* _Your instructions_:
Determine which lines contain the word "title", then copy those lines.
BEGIN Record set
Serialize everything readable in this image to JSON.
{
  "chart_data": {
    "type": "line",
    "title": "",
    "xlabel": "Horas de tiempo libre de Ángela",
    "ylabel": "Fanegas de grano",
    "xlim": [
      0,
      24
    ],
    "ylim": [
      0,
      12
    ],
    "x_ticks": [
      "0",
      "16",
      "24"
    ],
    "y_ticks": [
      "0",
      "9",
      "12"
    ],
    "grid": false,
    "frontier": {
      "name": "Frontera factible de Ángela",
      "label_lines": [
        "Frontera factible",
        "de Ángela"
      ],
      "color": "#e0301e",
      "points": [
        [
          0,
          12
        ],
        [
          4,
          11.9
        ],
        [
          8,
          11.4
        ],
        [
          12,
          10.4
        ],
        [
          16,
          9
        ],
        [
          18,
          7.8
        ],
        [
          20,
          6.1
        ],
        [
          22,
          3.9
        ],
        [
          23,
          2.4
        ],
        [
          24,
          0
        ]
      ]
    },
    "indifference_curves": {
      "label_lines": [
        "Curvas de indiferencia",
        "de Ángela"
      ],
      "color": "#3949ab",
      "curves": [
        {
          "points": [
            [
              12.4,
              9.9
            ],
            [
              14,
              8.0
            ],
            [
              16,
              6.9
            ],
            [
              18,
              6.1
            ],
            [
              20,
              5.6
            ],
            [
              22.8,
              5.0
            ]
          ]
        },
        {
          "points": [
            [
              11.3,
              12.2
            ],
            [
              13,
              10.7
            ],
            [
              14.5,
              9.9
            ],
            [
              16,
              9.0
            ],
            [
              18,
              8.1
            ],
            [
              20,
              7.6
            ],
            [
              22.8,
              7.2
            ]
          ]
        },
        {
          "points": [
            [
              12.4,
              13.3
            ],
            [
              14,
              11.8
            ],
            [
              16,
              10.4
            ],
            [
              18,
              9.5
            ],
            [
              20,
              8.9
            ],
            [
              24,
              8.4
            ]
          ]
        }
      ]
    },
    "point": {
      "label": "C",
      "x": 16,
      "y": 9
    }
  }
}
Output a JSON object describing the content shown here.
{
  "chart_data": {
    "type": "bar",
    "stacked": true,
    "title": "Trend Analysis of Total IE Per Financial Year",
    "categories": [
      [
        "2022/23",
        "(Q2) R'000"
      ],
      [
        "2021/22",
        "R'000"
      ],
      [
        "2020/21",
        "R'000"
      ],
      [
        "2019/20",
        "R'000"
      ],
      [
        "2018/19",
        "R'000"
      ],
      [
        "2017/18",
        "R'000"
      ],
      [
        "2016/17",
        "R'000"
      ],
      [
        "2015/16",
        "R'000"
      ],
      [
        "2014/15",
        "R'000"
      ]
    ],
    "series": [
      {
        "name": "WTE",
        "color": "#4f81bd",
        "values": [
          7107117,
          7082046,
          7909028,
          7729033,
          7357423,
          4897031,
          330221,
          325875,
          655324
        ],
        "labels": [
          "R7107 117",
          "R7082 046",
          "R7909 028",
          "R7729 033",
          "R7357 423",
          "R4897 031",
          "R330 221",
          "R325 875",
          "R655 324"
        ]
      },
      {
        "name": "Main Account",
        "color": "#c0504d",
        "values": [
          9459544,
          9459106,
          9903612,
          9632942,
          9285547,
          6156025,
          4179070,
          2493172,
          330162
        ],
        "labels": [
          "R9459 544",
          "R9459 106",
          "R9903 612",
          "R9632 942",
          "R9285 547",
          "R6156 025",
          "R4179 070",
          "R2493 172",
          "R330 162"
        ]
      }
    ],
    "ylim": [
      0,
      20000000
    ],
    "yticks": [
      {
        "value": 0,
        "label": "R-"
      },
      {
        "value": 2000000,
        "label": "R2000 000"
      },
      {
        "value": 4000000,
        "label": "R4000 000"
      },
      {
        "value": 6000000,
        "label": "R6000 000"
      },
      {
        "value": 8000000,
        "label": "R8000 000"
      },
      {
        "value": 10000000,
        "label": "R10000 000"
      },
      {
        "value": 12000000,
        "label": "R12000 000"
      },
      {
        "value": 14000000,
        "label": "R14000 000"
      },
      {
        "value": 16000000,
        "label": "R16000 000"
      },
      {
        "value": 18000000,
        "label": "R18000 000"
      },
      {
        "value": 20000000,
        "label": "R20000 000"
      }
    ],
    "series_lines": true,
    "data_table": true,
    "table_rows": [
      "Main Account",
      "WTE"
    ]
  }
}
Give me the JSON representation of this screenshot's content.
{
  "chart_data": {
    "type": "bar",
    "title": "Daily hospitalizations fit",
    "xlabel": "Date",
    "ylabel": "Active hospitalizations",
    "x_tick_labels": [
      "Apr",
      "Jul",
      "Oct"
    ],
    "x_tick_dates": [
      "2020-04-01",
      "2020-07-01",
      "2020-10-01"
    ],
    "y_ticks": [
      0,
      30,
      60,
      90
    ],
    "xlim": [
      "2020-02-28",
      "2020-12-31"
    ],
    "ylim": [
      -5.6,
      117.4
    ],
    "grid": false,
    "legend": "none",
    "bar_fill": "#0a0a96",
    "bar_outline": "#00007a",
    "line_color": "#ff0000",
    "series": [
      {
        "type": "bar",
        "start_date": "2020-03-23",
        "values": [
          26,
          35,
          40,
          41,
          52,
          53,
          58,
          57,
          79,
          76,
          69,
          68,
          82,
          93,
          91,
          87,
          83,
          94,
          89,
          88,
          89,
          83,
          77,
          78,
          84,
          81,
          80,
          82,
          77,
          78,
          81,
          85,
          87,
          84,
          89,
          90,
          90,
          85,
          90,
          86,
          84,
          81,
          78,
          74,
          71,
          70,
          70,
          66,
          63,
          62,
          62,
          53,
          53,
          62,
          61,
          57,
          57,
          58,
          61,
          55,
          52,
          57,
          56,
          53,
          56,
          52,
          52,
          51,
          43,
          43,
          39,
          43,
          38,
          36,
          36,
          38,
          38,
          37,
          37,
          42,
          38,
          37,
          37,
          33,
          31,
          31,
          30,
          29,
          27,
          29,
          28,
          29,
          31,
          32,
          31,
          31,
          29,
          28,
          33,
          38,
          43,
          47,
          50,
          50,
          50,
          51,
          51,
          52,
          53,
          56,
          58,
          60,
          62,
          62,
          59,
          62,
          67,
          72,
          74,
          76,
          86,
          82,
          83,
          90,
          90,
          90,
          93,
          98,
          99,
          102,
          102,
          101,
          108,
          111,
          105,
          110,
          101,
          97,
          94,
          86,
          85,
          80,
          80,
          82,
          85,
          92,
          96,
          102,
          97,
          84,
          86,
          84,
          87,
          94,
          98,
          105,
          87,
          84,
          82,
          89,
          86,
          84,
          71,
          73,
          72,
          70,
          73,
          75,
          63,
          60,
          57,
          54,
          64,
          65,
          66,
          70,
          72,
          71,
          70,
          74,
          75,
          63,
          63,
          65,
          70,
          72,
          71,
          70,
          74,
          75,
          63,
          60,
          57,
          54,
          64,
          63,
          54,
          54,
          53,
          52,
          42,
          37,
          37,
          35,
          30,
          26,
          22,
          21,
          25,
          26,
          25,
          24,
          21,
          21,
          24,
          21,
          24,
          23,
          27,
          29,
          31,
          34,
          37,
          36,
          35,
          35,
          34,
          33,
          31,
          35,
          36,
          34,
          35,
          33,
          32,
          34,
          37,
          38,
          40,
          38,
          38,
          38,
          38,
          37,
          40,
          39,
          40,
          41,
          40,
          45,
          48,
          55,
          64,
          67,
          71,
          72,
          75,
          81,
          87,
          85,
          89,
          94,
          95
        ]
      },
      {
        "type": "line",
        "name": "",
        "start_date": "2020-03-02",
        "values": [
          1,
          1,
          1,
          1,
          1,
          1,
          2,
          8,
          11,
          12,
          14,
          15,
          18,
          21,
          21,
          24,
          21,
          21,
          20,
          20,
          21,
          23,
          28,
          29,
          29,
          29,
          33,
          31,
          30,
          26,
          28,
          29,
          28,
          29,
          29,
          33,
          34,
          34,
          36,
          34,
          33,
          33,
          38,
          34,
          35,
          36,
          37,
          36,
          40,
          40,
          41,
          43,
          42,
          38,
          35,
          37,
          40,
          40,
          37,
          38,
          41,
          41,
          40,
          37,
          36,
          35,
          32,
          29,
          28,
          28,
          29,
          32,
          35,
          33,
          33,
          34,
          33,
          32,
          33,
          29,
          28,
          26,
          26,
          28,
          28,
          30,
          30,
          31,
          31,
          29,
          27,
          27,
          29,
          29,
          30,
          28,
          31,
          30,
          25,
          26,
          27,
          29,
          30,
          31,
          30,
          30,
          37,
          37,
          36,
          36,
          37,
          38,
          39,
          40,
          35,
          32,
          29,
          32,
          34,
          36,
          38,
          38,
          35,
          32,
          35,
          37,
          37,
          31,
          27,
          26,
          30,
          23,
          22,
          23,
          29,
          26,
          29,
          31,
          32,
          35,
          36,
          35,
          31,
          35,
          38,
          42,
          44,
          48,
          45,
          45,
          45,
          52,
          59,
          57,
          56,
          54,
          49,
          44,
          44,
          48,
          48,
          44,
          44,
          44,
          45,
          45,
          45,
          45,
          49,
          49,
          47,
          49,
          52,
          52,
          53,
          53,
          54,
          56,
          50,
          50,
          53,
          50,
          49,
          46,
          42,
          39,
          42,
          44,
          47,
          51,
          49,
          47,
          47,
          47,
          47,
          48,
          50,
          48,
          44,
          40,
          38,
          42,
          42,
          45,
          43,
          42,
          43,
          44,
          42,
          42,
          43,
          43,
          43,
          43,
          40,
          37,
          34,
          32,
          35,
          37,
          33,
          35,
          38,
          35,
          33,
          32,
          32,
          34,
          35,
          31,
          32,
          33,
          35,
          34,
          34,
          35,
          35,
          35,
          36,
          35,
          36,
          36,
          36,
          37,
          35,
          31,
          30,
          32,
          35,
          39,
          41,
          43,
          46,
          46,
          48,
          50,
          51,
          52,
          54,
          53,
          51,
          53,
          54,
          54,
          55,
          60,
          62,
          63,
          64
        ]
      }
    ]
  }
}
END Record set
* _Written response_:
    "title": "",
    "title": "Trend Analysis of Total IE Per Financial Year",
    "title": "Daily hospitalizations fit",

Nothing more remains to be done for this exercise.